#### [What is asked]
Pull out from the material below all lines with "value".

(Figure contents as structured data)
-- Start --

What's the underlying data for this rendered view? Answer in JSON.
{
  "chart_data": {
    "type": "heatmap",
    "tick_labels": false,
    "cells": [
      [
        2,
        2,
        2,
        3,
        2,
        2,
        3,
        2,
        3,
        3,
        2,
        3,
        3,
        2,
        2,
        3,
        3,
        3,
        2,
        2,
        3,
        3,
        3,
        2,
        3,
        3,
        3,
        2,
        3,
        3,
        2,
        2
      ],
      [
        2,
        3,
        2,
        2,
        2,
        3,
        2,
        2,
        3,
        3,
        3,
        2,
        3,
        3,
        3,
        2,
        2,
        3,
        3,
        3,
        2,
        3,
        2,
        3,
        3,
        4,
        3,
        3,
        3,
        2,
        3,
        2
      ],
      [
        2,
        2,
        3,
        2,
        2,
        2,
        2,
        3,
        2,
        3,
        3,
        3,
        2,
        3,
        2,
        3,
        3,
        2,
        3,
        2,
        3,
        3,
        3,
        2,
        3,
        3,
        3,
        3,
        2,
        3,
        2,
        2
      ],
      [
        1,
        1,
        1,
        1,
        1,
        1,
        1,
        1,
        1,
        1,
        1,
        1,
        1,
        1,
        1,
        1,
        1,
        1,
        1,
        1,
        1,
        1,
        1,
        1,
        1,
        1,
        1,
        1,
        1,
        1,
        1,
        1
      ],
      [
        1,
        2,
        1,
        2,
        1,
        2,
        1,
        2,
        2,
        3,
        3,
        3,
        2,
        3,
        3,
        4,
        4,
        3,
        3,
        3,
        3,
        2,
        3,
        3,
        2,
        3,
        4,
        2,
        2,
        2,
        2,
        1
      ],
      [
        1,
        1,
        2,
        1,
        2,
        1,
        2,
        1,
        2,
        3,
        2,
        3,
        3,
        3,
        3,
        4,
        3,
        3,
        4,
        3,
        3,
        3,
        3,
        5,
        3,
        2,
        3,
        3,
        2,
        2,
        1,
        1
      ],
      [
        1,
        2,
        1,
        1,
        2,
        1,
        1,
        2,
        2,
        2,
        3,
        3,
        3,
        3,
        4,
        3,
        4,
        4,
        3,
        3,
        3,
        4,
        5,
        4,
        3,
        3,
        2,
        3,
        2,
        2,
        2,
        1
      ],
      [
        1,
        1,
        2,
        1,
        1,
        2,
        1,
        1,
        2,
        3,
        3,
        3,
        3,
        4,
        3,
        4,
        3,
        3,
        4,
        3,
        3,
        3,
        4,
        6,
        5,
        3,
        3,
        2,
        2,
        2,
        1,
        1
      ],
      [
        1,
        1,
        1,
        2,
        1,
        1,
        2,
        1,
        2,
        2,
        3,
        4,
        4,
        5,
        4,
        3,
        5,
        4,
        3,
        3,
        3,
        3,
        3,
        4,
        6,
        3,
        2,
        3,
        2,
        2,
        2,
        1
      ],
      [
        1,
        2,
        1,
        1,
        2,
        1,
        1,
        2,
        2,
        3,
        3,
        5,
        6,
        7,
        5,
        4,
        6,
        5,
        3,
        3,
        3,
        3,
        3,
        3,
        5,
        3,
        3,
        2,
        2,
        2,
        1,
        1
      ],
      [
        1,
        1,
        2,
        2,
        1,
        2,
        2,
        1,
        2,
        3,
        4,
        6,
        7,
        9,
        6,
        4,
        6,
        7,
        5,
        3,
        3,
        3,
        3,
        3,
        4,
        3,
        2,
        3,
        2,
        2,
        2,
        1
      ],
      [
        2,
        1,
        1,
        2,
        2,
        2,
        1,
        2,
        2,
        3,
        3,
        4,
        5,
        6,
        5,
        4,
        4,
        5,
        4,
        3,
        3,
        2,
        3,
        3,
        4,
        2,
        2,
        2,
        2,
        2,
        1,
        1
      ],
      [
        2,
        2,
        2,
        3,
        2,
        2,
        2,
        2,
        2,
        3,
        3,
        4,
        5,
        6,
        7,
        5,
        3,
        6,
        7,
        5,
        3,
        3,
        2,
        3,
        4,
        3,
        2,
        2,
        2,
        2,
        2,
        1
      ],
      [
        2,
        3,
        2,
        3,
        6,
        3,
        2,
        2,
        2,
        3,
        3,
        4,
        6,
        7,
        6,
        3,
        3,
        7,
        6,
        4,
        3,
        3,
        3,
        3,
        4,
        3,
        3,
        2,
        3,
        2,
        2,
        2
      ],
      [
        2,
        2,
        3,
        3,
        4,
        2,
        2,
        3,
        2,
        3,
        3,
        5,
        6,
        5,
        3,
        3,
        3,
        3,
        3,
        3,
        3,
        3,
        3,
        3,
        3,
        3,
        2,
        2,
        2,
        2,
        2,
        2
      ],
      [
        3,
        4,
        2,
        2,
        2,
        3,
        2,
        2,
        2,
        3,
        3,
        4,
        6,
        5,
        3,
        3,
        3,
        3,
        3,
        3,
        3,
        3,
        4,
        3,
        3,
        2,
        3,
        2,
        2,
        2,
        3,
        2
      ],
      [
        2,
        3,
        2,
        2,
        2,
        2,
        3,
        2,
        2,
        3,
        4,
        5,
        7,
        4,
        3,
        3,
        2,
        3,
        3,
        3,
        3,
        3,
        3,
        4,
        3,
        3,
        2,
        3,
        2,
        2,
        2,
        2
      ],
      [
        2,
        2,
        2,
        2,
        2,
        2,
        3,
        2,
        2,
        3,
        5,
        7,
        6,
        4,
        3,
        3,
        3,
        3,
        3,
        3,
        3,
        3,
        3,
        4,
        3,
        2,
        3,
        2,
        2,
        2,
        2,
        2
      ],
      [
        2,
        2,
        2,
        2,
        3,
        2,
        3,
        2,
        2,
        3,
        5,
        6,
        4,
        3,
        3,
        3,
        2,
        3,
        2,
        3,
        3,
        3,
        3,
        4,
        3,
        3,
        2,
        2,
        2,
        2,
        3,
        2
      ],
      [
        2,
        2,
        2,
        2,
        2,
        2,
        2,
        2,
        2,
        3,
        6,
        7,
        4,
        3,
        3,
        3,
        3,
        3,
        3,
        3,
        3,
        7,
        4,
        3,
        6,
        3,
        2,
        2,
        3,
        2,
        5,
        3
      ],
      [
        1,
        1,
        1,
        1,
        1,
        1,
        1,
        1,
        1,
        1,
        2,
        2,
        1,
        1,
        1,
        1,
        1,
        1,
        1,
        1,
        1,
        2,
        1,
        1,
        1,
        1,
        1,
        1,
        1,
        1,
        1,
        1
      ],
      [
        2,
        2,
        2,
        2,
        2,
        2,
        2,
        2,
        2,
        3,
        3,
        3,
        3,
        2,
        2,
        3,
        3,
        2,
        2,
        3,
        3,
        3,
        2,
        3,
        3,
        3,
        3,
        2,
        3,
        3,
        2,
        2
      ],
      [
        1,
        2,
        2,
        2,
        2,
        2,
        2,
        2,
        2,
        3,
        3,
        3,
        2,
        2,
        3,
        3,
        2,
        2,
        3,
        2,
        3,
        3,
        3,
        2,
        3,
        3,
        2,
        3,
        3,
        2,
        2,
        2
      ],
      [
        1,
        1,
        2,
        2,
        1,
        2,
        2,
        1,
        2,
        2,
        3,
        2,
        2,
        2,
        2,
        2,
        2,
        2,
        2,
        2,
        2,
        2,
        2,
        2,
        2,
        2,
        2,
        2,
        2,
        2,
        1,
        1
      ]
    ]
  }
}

-- End --
-- Start --

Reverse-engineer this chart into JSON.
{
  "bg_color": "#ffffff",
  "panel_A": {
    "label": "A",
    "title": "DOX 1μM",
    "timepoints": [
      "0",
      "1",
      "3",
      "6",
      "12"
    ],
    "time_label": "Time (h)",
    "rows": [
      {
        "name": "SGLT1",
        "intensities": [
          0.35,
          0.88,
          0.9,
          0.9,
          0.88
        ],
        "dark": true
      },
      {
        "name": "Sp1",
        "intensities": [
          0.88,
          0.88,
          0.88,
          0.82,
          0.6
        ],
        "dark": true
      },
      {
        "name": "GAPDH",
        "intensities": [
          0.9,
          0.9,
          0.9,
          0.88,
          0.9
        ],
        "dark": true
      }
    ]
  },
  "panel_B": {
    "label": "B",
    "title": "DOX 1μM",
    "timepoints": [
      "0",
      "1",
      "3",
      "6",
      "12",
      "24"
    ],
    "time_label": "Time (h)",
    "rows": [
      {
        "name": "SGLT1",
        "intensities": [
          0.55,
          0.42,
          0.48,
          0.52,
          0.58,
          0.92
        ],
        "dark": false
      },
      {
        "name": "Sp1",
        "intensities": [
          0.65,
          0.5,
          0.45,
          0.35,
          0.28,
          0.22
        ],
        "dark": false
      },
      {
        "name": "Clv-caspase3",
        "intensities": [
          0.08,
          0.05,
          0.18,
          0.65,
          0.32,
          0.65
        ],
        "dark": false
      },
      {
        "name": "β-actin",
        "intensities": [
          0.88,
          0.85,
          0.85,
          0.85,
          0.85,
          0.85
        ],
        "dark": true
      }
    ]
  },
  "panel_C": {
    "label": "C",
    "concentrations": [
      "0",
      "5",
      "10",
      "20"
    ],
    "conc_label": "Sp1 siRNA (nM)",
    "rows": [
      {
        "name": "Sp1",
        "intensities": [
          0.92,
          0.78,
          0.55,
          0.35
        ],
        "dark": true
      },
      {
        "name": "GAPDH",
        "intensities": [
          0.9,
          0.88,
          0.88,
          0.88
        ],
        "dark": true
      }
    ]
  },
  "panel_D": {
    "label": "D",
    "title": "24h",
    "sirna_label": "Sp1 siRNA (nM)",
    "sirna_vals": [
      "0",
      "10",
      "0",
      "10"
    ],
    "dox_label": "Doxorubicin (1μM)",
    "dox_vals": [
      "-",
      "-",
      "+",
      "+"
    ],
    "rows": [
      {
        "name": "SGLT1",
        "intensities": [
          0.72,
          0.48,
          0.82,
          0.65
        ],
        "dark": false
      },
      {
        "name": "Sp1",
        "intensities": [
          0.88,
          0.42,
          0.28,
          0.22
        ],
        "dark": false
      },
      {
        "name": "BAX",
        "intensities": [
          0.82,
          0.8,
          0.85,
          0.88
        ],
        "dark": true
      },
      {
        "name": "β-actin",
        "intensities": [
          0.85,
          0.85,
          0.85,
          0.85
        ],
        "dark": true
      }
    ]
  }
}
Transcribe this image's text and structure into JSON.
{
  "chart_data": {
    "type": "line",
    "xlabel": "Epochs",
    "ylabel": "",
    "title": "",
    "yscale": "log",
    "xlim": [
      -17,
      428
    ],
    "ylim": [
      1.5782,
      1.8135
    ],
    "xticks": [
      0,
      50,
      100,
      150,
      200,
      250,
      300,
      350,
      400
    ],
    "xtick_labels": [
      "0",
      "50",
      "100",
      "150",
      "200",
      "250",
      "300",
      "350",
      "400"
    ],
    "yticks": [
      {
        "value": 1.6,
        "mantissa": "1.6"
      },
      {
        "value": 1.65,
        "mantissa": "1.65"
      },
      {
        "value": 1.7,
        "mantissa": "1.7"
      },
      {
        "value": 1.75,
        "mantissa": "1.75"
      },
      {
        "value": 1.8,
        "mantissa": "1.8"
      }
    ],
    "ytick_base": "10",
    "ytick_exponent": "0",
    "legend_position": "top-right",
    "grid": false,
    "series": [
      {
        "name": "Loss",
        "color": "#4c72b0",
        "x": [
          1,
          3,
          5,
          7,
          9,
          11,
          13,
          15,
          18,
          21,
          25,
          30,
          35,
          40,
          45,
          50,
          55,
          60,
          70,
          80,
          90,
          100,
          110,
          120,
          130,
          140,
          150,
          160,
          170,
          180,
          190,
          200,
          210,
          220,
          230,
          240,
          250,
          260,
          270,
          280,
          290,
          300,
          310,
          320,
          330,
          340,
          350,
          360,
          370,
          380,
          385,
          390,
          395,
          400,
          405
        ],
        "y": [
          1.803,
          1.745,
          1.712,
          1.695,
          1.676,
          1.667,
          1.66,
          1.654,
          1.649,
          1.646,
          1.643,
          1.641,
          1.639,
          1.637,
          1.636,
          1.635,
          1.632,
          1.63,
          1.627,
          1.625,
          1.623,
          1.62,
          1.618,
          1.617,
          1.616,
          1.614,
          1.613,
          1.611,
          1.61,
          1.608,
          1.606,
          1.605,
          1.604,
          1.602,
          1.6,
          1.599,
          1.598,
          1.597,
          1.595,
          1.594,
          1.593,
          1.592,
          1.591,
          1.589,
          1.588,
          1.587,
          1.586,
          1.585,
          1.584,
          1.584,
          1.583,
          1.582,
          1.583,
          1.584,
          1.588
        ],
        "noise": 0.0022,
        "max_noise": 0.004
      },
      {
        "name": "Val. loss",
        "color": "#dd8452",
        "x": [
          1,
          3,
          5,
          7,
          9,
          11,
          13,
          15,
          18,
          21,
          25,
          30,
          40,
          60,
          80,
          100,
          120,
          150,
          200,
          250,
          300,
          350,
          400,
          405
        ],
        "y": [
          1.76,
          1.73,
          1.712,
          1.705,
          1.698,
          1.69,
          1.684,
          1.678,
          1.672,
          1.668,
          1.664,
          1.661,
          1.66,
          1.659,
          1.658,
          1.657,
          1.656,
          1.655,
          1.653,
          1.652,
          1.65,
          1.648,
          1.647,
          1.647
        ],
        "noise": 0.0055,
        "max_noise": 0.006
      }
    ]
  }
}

-- End --

#### [Answer to the problem]
        "value": 1.6,
        "value": 1.65,
        "value": 1.7,
        "value": 1.75,
        "value": 1.8,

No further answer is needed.